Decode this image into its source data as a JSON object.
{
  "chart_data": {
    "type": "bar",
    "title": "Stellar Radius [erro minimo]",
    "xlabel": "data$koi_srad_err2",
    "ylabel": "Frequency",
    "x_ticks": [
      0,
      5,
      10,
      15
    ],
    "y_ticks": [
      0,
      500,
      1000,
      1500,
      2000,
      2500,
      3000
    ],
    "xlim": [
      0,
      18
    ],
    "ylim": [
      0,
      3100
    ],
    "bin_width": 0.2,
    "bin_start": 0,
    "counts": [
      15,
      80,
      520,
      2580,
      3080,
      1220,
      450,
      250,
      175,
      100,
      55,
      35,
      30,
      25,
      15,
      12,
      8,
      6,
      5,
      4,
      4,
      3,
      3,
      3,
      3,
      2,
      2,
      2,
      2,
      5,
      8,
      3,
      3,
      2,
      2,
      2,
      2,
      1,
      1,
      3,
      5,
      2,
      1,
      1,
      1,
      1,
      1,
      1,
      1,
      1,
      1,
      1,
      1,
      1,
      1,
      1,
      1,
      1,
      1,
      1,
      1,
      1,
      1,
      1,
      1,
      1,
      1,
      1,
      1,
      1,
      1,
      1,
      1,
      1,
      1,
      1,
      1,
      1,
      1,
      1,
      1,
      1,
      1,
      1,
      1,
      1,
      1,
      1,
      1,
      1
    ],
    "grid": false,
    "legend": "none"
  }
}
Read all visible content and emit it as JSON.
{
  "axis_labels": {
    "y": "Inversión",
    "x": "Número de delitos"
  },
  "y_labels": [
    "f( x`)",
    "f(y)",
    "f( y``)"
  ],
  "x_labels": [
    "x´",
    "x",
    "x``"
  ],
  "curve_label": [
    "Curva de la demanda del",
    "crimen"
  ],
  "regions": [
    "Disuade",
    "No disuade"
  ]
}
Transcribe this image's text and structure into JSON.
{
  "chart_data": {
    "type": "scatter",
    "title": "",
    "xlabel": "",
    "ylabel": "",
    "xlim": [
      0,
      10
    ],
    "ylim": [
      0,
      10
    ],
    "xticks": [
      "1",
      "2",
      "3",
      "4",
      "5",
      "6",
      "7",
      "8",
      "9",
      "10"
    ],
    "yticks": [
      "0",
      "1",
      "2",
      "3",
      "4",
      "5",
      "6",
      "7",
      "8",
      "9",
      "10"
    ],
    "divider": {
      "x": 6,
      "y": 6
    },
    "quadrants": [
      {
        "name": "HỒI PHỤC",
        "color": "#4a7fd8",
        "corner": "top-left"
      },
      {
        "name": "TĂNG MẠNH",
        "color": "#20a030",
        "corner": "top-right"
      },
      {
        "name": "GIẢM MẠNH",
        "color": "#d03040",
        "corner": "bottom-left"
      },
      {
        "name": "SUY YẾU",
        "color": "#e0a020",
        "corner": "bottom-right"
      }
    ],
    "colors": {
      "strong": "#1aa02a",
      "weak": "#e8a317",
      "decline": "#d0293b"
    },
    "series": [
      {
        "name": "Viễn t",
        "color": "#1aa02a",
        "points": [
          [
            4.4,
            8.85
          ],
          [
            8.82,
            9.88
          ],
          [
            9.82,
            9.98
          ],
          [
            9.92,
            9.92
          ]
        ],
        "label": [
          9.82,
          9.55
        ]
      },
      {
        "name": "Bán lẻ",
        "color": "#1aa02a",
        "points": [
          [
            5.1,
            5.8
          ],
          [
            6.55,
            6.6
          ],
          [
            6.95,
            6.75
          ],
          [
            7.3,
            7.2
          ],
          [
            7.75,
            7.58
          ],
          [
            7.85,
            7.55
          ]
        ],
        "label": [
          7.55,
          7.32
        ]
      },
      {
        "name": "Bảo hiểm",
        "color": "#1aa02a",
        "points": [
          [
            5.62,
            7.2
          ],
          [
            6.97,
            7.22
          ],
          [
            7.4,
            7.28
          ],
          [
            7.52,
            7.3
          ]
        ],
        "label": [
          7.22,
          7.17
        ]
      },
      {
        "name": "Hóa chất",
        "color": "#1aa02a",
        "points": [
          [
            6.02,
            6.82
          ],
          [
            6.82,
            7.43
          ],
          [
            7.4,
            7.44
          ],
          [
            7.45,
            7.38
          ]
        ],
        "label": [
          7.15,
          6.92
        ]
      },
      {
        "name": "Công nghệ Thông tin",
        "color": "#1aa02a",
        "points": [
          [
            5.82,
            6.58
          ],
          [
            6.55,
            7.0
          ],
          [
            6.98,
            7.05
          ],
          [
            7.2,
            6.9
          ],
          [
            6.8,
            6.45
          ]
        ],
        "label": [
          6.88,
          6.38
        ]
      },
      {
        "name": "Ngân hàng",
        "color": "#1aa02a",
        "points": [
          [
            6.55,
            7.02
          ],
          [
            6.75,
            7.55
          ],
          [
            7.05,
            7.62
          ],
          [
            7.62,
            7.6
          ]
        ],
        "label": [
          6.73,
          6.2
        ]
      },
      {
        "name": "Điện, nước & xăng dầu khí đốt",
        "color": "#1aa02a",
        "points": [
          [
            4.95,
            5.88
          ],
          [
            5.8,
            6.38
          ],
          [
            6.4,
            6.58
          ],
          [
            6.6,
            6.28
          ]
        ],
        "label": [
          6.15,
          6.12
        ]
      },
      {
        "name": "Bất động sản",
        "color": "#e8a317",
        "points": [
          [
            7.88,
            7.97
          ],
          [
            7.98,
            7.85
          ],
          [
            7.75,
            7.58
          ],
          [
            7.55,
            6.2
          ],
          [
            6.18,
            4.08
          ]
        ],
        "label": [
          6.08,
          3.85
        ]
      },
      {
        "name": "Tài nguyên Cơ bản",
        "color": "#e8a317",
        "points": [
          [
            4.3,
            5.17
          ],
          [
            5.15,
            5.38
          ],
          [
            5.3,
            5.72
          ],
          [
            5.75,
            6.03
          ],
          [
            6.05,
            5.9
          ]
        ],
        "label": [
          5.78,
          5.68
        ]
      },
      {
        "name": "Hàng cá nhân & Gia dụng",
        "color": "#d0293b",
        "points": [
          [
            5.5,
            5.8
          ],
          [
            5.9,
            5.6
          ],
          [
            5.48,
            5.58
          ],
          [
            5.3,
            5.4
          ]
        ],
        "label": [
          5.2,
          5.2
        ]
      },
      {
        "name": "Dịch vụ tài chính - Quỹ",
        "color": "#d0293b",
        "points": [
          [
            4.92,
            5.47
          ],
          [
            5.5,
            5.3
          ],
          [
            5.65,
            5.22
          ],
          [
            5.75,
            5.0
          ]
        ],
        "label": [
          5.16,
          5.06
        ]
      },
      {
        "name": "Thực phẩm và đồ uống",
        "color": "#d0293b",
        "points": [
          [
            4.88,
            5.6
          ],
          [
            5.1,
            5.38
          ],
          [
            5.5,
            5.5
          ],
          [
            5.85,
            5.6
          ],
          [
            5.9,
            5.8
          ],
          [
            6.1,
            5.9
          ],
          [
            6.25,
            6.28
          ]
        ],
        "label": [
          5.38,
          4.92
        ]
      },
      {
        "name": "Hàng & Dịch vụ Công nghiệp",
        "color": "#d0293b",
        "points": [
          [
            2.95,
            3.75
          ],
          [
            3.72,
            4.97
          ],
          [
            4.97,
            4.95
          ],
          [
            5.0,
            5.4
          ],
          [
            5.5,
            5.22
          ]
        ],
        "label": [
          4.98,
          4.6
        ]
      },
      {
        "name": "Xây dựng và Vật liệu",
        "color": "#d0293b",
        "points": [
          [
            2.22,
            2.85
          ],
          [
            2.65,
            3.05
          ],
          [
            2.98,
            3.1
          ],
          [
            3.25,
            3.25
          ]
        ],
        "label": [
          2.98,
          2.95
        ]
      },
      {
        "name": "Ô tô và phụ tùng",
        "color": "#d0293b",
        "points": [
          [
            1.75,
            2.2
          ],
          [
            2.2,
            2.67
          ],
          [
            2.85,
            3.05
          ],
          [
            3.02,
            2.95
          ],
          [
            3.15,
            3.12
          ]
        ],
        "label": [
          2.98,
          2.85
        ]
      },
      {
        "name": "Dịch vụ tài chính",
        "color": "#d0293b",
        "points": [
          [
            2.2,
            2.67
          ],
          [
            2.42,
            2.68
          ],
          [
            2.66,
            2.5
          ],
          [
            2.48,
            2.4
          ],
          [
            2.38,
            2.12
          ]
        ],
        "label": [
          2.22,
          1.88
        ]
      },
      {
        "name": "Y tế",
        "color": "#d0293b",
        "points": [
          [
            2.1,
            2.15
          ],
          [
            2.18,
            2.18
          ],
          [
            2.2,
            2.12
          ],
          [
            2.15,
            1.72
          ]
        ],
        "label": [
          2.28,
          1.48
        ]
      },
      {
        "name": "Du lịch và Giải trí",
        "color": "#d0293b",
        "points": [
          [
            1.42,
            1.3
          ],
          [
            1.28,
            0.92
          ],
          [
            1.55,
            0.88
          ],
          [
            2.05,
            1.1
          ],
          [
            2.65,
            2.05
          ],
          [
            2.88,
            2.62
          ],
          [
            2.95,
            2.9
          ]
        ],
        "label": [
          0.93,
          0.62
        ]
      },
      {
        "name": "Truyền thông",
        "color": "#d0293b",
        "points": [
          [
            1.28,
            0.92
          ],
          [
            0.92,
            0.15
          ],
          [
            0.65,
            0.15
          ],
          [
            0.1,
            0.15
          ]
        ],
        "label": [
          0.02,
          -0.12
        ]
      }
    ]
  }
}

───

◆ **YOUR OBJECTIVE**
Take every line above carrying "into" and return it.

◆ **SOLUTION FOR THIS TASK**
Decode this image into its source data as a JSON object.
Transcribe this image's text and structure into JSON.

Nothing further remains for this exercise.